● RECORDS FOR PROCESSING
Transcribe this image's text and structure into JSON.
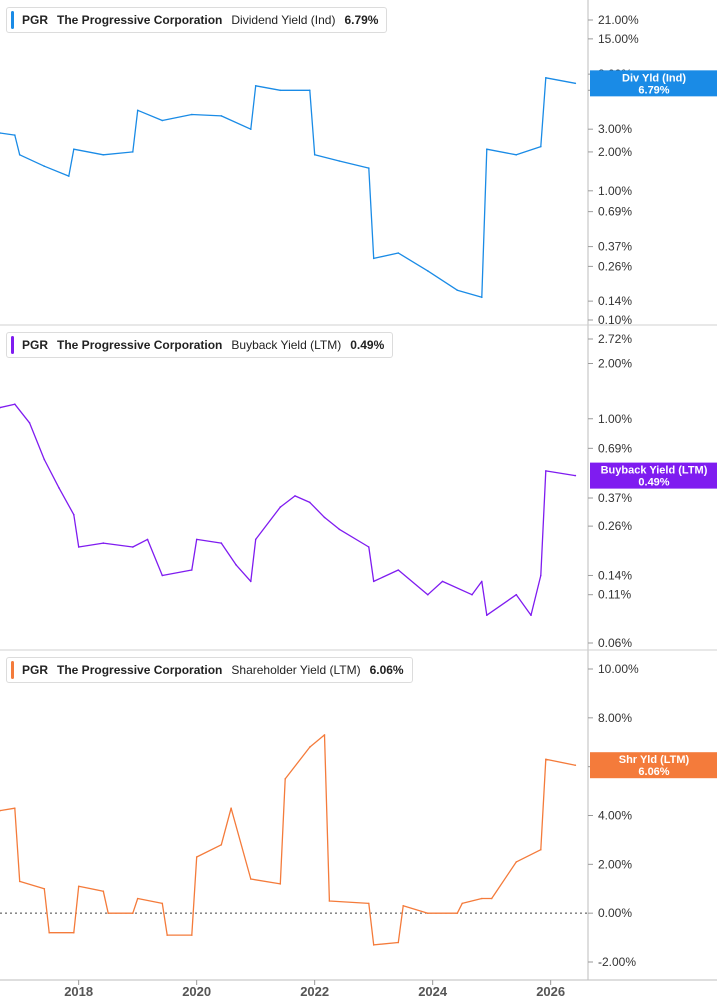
{
  "chart_data": {
    "type": "line",
    "x_axis": {
      "ticks": [
        "2018",
        "2020",
        "2022",
        "2024",
        "2026"
      ],
      "xlim": [
        "2016-09",
        "2026-09"
      ]
    },
    "panels": [
      {
        "ticker": "PGR",
        "company": "The Progressive Corporation",
        "metric": "Dividend Yield (Ind)",
        "value": "6.79%",
        "color": "#1a8be6",
        "scale": "log",
        "yticks": [
          "21.00%",
          "15.00%",
          "8.00%",
          "6.00%",
          "3.00%",
          "2.00%",
          "1.00%",
          "0.69%",
          "0.37%",
          "0.26%",
          "0.14%",
          "0.10%"
        ],
        "end_tag": {
          "label": "Div Yld (Ind)",
          "value": "6.79%"
        },
        "series": [
          {
            "x": "2016-09",
            "y": 2.8
          },
          {
            "x": "2016-12",
            "y": 2.7
          },
          {
            "x": "2017-01",
            "y": 1.9
          },
          {
            "x": "2017-06",
            "y": 1.55
          },
          {
            "x": "2017-11",
            "y": 1.3
          },
          {
            "x": "2017-12",
            "y": 2.1
          },
          {
            "x": "2018-06",
            "y": 1.9
          },
          {
            "x": "2018-12",
            "y": 2.0
          },
          {
            "x": "2019-01",
            "y": 4.2
          },
          {
            "x": "2019-06",
            "y": 3.5
          },
          {
            "x": "2019-12",
            "y": 3.9
          },
          {
            "x": "2020-06",
            "y": 3.8
          },
          {
            "x": "2020-12",
            "y": 3.0
          },
          {
            "x": "2021-01",
            "y": 6.5
          },
          {
            "x": "2021-06",
            "y": 6.0
          },
          {
            "x": "2021-12",
            "y": 6.0
          },
          {
            "x": "2022-01",
            "y": 1.9
          },
          {
            "x": "2022-06",
            "y": 1.7
          },
          {
            "x": "2022-12",
            "y": 1.5
          },
          {
            "x": "2023-01",
            "y": 0.3
          },
          {
            "x": "2023-06",
            "y": 0.33
          },
          {
            "x": "2023-12",
            "y": 0.24
          },
          {
            "x": "2024-06",
            "y": 0.17
          },
          {
            "x": "2024-11",
            "y": 0.15
          },
          {
            "x": "2024-12",
            "y": 2.1
          },
          {
            "x": "2025-06",
            "y": 1.9
          },
          {
            "x": "2025-11",
            "y": 2.2
          },
          {
            "x": "2025-12",
            "y": 7.5
          },
          {
            "x": "2026-06",
            "y": 6.79
          }
        ]
      },
      {
        "ticker": "PGR",
        "company": "The Progressive Corporation",
        "metric": "Buyback Yield (LTM)",
        "value": "0.49%",
        "color": "#7f1cf0",
        "scale": "log",
        "yticks": [
          "2.72%",
          "2.00%",
          "1.00%",
          "0.69%",
          "0.37%",
          "0.26%",
          "0.14%",
          "0.11%",
          "0.06%"
        ],
        "end_tag": {
          "label": "Buyback Yield (LTM)",
          "value": "0.49%"
        },
        "series": [
          {
            "x": "2016-09",
            "y": 1.15
          },
          {
            "x": "2016-12",
            "y": 1.2
          },
          {
            "x": "2017-03",
            "y": 0.95
          },
          {
            "x": "2017-06",
            "y": 0.6
          },
          {
            "x": "2017-09",
            "y": 0.42
          },
          {
            "x": "2017-12",
            "y": 0.3
          },
          {
            "x": "2018-01",
            "y": 0.2
          },
          {
            "x": "2018-06",
            "y": 0.21
          },
          {
            "x": "2018-12",
            "y": 0.2
          },
          {
            "x": "2019-03",
            "y": 0.22
          },
          {
            "x": "2019-06",
            "y": 0.14
          },
          {
            "x": "2019-12",
            "y": 0.15
          },
          {
            "x": "2020-01",
            "y": 0.22
          },
          {
            "x": "2020-06",
            "y": 0.21
          },
          {
            "x": "2020-09",
            "y": 0.16
          },
          {
            "x": "2020-12",
            "y": 0.13
          },
          {
            "x": "2021-01",
            "y": 0.22
          },
          {
            "x": "2021-06",
            "y": 0.33
          },
          {
            "x": "2021-09",
            "y": 0.38
          },
          {
            "x": "2021-12",
            "y": 0.35
          },
          {
            "x": "2022-03",
            "y": 0.29
          },
          {
            "x": "2022-06",
            "y": 0.25
          },
          {
            "x": "2022-12",
            "y": 0.2
          },
          {
            "x": "2023-01",
            "y": 0.13
          },
          {
            "x": "2023-06",
            "y": 0.15
          },
          {
            "x": "2023-12",
            "y": 0.11
          },
          {
            "x": "2024-03",
            "y": 0.13
          },
          {
            "x": "2024-09",
            "y": 0.11
          },
          {
            "x": "2024-11",
            "y": 0.13
          },
          {
            "x": "2024-12",
            "y": 0.085
          },
          {
            "x": "2025-06",
            "y": 0.11
          },
          {
            "x": "2025-09",
            "y": 0.085
          },
          {
            "x": "2025-11",
            "y": 0.14
          },
          {
            "x": "2025-12",
            "y": 0.52
          },
          {
            "x": "2026-06",
            "y": 0.49
          }
        ]
      },
      {
        "ticker": "PGR",
        "company": "The Progressive Corporation",
        "metric": "Shareholder Yield (LTM)",
        "value": "6.06%",
        "color": "#f47b3b",
        "scale": "linear",
        "yticks": [
          "10.00%",
          "8.00%",
          "6.00%",
          "4.00%",
          "2.00%",
          "0.00%",
          "-2.00%"
        ],
        "zero_line": true,
        "end_tag": {
          "label": "Shr Yld (LTM)",
          "value": "6.06%"
        },
        "series": [
          {
            "x": "2016-09",
            "y": 4.2
          },
          {
            "x": "2016-12",
            "y": 4.3
          },
          {
            "x": "2017-01",
            "y": 1.3
          },
          {
            "x": "2017-06",
            "y": 1.0
          },
          {
            "x": "2017-07",
            "y": -0.8
          },
          {
            "x": "2017-12",
            "y": -0.8
          },
          {
            "x": "2018-01",
            "y": 1.1
          },
          {
            "x": "2018-06",
            "y": 0.9
          },
          {
            "x": "2018-07",
            "y": 0.0
          },
          {
            "x": "2018-12",
            "y": 0.0
          },
          {
            "x": "2019-01",
            "y": 0.6
          },
          {
            "x": "2019-06",
            "y": 0.4
          },
          {
            "x": "2019-07",
            "y": -0.9
          },
          {
            "x": "2019-12",
            "y": -0.9
          },
          {
            "x": "2020-01",
            "y": 2.3
          },
          {
            "x": "2020-06",
            "y": 2.8
          },
          {
            "x": "2020-08",
            "y": 4.3
          },
          {
            "x": "2020-12",
            "y": 1.4
          },
          {
            "x": "2021-06",
            "y": 1.2
          },
          {
            "x": "2021-07",
            "y": 5.5
          },
          {
            "x": "2021-12",
            "y": 6.8
          },
          {
            "x": "2022-03",
            "y": 7.3
          },
          {
            "x": "2022-04",
            "y": 0.5
          },
          {
            "x": "2022-12",
            "y": 0.4
          },
          {
            "x": "2023-01",
            "y": -1.3
          },
          {
            "x": "2023-06",
            "y": -1.2
          },
          {
            "x": "2023-07",
            "y": 0.3
          },
          {
            "x": "2023-12",
            "y": 0.0
          },
          {
            "x": "2024-06",
            "y": 0.0
          },
          {
            "x": "2024-07",
            "y": 0.4
          },
          {
            "x": "2024-11",
            "y": 0.6
          },
          {
            "x": "2025-01",
            "y": 0.6
          },
          {
            "x": "2025-06",
            "y": 2.1
          },
          {
            "x": "2025-11",
            "y": 2.6
          },
          {
            "x": "2025-12",
            "y": 6.3
          },
          {
            "x": "2026-06",
            "y": 6.06
          }
        ]
      }
    ]
  }
}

● AIM OF THE TASK
Write out again every line above exactly as given; the pictures do not belong in the copy.

● EXPECTED OUTPUT
Transcribe this image's text and structure into JSON.
{
  "chart_data": {
    "type": "line",
    "x_axis": {
      "ticks": [
        "2018",
        "2020",
        "2022",
        "2024",
        "2026"
      ],
      "xlim": [
        "2016-09",
        "2026-09"
      ]
    },
    "panels": [
      {
        "ticker": "PGR",
        "company": "The Progressive Corporation",
        "metric": "Dividend Yield (Ind)",
        "value": "6.79%",
        "color": "#1a8be6",
        "scale": "log",
        "yticks": [
          "21.00%",
          "15.00%",
          "8.00%",
          "6.00%",
          "3.00%",
          "2.00%",
          "1.00%",
          "0.69%",
          "0.37%",
          "0.26%",
          "0.14%",
          "0.10%"
        ],
        "end_tag": {
          "label": "Div Yld (Ind)",
          "value": "6.79%"
        },
        "series": [
          {
            "x": "2016-09",
            "y": 2.8
          },
          {
            "x": "2016-12",
            "y": 2.7
          },
          {
            "x": "2017-01",
            "y": 1.9
          },
          {
            "x": "2017-06",
            "y": 1.55
          },
          {
            "x": "2017-11",
            "y": 1.3
          },
          {
            "x": "2017-12",
            "y": 2.1
          },
          {
            "x": "2018-06",
            "y": 1.9
          },
          {
            "x": "2018-12",
            "y": 2.0
          },
          {
            "x": "2019-01",
            "y": 4.2
          },
          {
            "x": "2019-06",
            "y": 3.5
          },
          {
            "x": "2019-12",
            "y": 3.9
          },
          {
            "x": "2020-06",
            "y": 3.8
          },
          {
            "x": "2020-12",
            "y": 3.0
          },
          {
            "x": "2021-01",
            "y": 6.5
          },
          {
            "x": "2021-06",
            "y": 6.0
          },
          {
            "x": "2021-12",
            "y": 6.0
          },
          {
            "x": "2022-01",
            "y": 1.9
          },
          {
            "x": "2022-06",
            "y": 1.7
          },
          {
            "x": "2022-12",
            "y": 1.5
          },
          {
            "x": "2023-01",
            "y": 0.3
          },
          {
            "x": "2023-06",
            "y": 0.33
          },
          {
            "x": "2023-12",
            "y": 0.24
          },
          {
            "x": "2024-06",
            "y": 0.17
          },
          {
            "x": "2024-11",
            "y": 0.15
          },
          {
            "x": "2024-12",
            "y": 2.1
          },
          {
            "x": "2025-06",
            "y": 1.9
          },
          {
            "x": "2025-11",
            "y": 2.2
          },
          {
            "x": "2025-12",
            "y": 7.5
          },
          {
            "x": "2026-06",
            "y": 6.79
          }
        ]
      },
      {
        "ticker": "PGR",
        "company": "The Progressive Corporation",
        "metric": "Buyback Yield (LTM)",
        "value": "0.49%",
        "color": "#7f1cf0",
        "scale": "log",
        "yticks": [
          "2.72%",
          "2.00%",
          "1.00%",
          "0.69%",
          "0.37%",
          "0.26%",
          "0.14%",
          "0.11%",
          "0.06%"
        ],
        "end_tag": {
          "label": "Buyback Yield (LTM)",
          "value": "0.49%"
        },
        "series": [
          {
            "x": "2016-09",
            "y": 1.15
          },
          {
            "x": "2016-12",
            "y": 1.2
          },
          {
            "x": "2017-03",
            "y": 0.95
          },
          {
            "x": "2017-06",
            "y": 0.6
          },
          {
            "x": "2017-09",
            "y": 0.42
          },
          {
            "x": "2017-12",
            "y": 0.3
          },
          {
            "x": "2018-01",
            "y": 0.2
          },
          {
            "x": "2018-06",
            "y": 0.21
          },
          {
            "x": "2018-12",
            "y": 0.2
          },
          {
            "x": "2019-03",
            "y": 0.22
          },
          {
            "x": "2019-06",
            "y": 0.14
          },
          {
            "x": "2019-12",
            "y": 0.15
          },
          {
            "x": "2020-01",
            "y": 0.22
          },
          {
            "x": "2020-06",
            "y": 0.21
          },
          {
            "x": "2020-09",
            "y": 0.16
          },
          {
            "x": "2020-12",
            "y": 0.13
          },
          {
            "x": "2021-01",
            "y": 0.22
          },
          {
            "x": "2021-06",
            "y": 0.33
          },
          {
            "x": "2021-09",
            "y": 0.38
          },
          {
            "x": "2021-12",
            "y": 0.35
          },
          {
            "x": "2022-03",
            "y": 0.29
          },
          {
            "x": "2022-06",
            "y": 0.25
          },
          {
            "x": "2022-12",
            "y": 0.2
          },
          {
            "x": "2023-01",
            "y": 0.13
          },
          {
            "x": "2023-06",
            "y": 0.15
          },
          {
            "x": "2023-12",
            "y": 0.11
          },
          {
            "x": "2024-03",
            "y": 0.13
          },
          {
            "x": "2024-09",
            "y": 0.11
          },
          {
            "x": "2024-11",
            "y": 0.13
          },
          {
            "x": "2024-12",
            "y": 0.085
          },
          {
            "x": "2025-06",
            "y": 0.11
          },
          {
            "x": "2025-09",
            "y": 0.085
          },
          {
            "x": "2025-11",
            "y": 0.14
          },
          {
            "x": "2025-12",
            "y": 0.52
          },
          {
            "x": "2026-06",
            "y": 0.49
          }
        ]
      },
      {
        "ticker": "PGR",
        "company": "The Progressive Corporation",
        "metric": "Shareholder Yield (LTM)",
        "value": "6.06%",
        "color": "#f47b3b",
        "scale": "linear",
        "yticks": [
          "10.00%",
          "8.00%",
          "6.00%",
          "4.00%",
          "2.00%",
          "0.00%",
          "-2.00%"
        ],
        "zero_line": true,
        "end_tag": {
          "label": "Shr Yld (LTM)",
          "value": "6.06%"
        },
        "series": [
          {
            "x": "2016-09",
            "y": 4.2
          },
          {
            "x": "2016-12",
            "y": 4.3
          },
          {
            "x": "2017-01",
            "y": 1.3
          },
          {
            "x": "2017-06",
            "y": 1.0
          },
          {
            "x": "2017-07",
            "y": -0.8
          },
          {
            "x": "2017-12",
            "y": -0.8
          },
          {
            "x": "2018-01",
            "y": 1.1
          },
          {
            "x": "2018-06",
            "y": 0.9
          },
          {
            "x": "2018-07",
            "y": 0.0
          },
          {
            "x": "2018-12",
            "y": 0.0
          },
          {
            "x": "2019-01",
            "y": 0.6
          },
          {
            "x": "2019-06",
            "y": 0.4
          },
          {
            "x": "2019-07",
            "y": -0.9
          },
          {
            "x": "2019-12",
            "y": -0.9
          },
          {
            "x": "2020-01",
            "y": 2.3
          },
          {
            "x": "2020-06",
            "y": 2.8
          },
          {
            "x": "2020-08",
            "y": 4.3
          },
          {
            "x": "2020-12",
            "y": 1.4
          },
          {
            "x": "2021-06",
            "y": 1.2
          },
          {
            "x": "2021-07",
            "y": 5.5
          },
          {
            "x": "2021-12",
            "y": 6.8
          },
          {
            "x": "2022-03",
            "y": 7.3
          },
          {
            "x": "2022-04",
            "y": 0.5
          },
          {
            "x": "2022-12",
            "y": 0.4
          },
          {
            "x": "2023-01",
            "y": -1.3
          },
          {
            "x": "2023-06",
            "y": -1.2
          },
          {
            "x": "2023-07",
            "y": 0.3
          },
          {
            "x": "2023-12",
            "y": 0.0
          },
          {
            "x": "2024-06",
            "y": 0.0
          },
          {
            "x": "2024-07",
            "y": 0.4
          },
          {
            "x": "2024-11",
            "y": 0.6
          },
          {
            "x": "2025-01",
            "y": 0.6
          },
          {
            "x": "2025-06",
            "y": 2.1
          },
          {
            "x": "2025-11",
            "y": 2.6
          },
          {
            "x": "2025-12",
            "y": 6.3
          },
          {
            "x": "2026-06",
            "y": 6.06
          }
        ]
      }
    ]
  }
}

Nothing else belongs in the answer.